* **Records contained in a dataset**:
^^^^
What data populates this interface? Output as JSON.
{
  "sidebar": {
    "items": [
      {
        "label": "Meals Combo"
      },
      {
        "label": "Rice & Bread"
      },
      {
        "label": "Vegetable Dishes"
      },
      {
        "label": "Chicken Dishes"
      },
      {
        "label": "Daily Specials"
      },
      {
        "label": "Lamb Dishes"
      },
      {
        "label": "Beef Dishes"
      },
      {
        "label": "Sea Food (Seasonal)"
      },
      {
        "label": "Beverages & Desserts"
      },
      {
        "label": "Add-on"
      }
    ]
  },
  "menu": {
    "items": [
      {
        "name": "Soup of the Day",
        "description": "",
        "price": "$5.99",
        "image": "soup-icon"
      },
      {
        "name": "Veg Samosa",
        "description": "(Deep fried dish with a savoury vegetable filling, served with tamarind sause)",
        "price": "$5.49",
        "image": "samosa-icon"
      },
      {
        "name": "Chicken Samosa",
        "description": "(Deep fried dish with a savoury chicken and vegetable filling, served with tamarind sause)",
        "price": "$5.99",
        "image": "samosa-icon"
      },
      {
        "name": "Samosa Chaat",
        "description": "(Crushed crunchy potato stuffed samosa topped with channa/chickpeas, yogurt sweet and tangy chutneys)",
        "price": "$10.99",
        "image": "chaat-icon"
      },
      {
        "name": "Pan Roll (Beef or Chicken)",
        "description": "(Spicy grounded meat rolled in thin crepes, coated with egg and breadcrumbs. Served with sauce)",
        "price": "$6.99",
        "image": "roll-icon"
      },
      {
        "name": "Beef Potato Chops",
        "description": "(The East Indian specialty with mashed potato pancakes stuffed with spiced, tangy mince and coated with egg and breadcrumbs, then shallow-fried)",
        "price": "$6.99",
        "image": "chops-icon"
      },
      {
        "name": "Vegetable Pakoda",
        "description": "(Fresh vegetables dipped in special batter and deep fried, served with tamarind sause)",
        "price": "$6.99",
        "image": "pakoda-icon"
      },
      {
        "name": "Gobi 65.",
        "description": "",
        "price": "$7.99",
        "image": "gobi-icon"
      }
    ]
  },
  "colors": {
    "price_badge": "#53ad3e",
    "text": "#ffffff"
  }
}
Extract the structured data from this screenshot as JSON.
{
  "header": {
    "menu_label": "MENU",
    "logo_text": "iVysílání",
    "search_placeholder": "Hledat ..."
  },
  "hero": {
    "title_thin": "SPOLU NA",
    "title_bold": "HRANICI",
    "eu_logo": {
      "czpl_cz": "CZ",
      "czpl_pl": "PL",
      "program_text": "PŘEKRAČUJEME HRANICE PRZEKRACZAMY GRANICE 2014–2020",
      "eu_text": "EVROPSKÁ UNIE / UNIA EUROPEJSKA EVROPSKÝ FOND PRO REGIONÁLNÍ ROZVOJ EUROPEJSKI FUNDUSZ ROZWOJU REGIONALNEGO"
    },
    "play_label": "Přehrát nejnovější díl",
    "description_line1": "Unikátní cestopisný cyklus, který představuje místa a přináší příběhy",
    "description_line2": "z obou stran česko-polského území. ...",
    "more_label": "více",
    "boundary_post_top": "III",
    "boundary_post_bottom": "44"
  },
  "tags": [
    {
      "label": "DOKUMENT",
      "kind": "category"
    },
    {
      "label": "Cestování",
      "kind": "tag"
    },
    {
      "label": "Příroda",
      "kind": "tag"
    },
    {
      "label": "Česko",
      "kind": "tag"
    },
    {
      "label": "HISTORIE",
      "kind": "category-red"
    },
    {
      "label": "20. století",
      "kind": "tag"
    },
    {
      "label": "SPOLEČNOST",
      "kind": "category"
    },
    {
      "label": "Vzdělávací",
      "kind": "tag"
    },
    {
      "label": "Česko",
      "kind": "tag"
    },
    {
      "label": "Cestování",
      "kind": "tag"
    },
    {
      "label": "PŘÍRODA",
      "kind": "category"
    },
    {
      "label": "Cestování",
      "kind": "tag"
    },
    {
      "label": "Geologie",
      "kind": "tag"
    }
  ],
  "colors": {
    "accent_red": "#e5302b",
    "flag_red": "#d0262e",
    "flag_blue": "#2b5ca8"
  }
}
^^^^
* **WHAT TO WORK ON**: Reproduce all of the data exactly as given.

* **RESULT OF THIS EXERCISE**:
What data populates this interface? Output as JSON.
{
  "sidebar": {
    "items": [
      {
        "label": "Meals Combo"
      },
      {
        "label": "Rice & Bread"
      },
      {
        "label": "Vegetable Dishes"
      },
      {
        "label": "Chicken Dishes"
      },
      {
        "label": "Daily Specials"
      },
      {
        "label": "Lamb Dishes"
      },
      {
        "label": "Beef Dishes"
      },
      {
        "label": "Sea Food (Seasonal)"
      },
      {
        "label": "Beverages & Desserts"
      },
      {
        "label": "Add-on"
      }
    ]
  },
  "menu": {
    "items": [
      {
        "name": "Soup of the Day",
        "description": "",
        "price": "$5.99",
        "image": "soup-icon"
      },
      {
        "name": "Veg Samosa",
        "description": "(Deep fried dish with a savoury vegetable filling, served with tamarind sause)",
        "price": "$5.49",
        "image": "samosa-icon"
      },
      {
        "name": "Chicken Samosa",
        "description": "(Deep fried dish with a savoury chicken and vegetable filling, served with tamarind sause)",
        "price": "$5.99",
        "image": "samosa-icon"
      },
      {
        "name": "Samosa Chaat",
        "description": "(Crushed crunchy potato stuffed samosa topped with channa/chickpeas, yogurt sweet and tangy chutneys)",
        "price": "$10.99",
        "image": "chaat-icon"
      },
      {
        "name": "Pan Roll (Beef or Chicken)",
        "description": "(Spicy grounded meat rolled in thin crepes, coated with egg and breadcrumbs. Served with sauce)",
        "price": "$6.99",
        "image": "roll-icon"
      },
      {
        "name": "Beef Potato Chops",
        "description": "(The East Indian specialty with mashed potato pancakes stuffed with spiced, tangy mince and coated with egg and breadcrumbs, then shallow-fried)",
        "price": "$6.99",
        "image": "chops-icon"
      },
      {
        "name": "Vegetable Pakoda",
        "description": "(Fresh vegetables dipped in special batter and deep fried, served with tamarind sause)",
        "price": "$6.99",
        "image": "pakoda-icon"
      },
      {
        "name": "Gobi 65.",
        "description": "",
        "price": "$7.99",
        "image": "gobi-icon"
      }
    ]
  },
  "colors": {
    "price_badge": "#53ad3e",
    "text": "#ffffff"
  }
}
Extract the structured data from this screenshot as JSON.
{
  "header": {
    "menu_label": "MENU",
    "logo_text": "iVysílání",
    "search_placeholder": "Hledat ..."
  },
  "hero": {
    "title_thin": "SPOLU NA",
    "title_bold": "HRANICI",
    "eu_logo": {
      "czpl_cz": "CZ",
      "czpl_pl": "PL",
      "program_text": "PŘEKRAČUJEME HRANICE PRZEKRACZAMY GRANICE 2014–2020",
      "eu_text": "EVROPSKÁ UNIE / UNIA EUROPEJSKA EVROPSKÝ FOND PRO REGIONÁLNÍ ROZVOJ EUROPEJSKI FUNDUSZ ROZWOJU REGIONALNEGO"
    },
    "play_label": "Přehrát nejnovější díl",
    "description_line1": "Unikátní cestopisný cyklus, který představuje místa a přináší příběhy",
    "description_line2": "z obou stran česko-polského území. ...",
    "more_label": "více",
    "boundary_post_top": "III",
    "boundary_post_bottom": "44"
  },
  "tags": [
    {
      "label": "DOKUMENT",
      "kind": "category"
    },
    {
      "label": "Cestování",
      "kind": "tag"
    },
    {
      "label": "Příroda",
      "kind": "tag"
    },
    {
      "label": "Česko",
      "kind": "tag"
    },
    {
      "label": "HISTORIE",
      "kind": "category-red"
    },
    {
      "label": "20. století",
      "kind": "tag"
    },
    {
      "label": "SPOLEČNOST",
      "kind": "category"
    },
    {
      "label": "Vzdělávací",
      "kind": "tag"
    },
    {
      "label": "Česko",
      "kind": "tag"
    },
    {
      "label": "Cestování",
      "kind": "tag"
    },
    {
      "label": "PŘÍRODA",
      "kind": "category"
    },
    {
      "label": "Cestování",
      "kind": "tag"
    },
    {
      "label": "Geologie",
      "kind": "tag"
    }
  ],
  "colors": {
    "accent_red": "#e5302b",
    "flag_red": "#d0262e",
    "flag_blue": "#2b5ca8"
  }
}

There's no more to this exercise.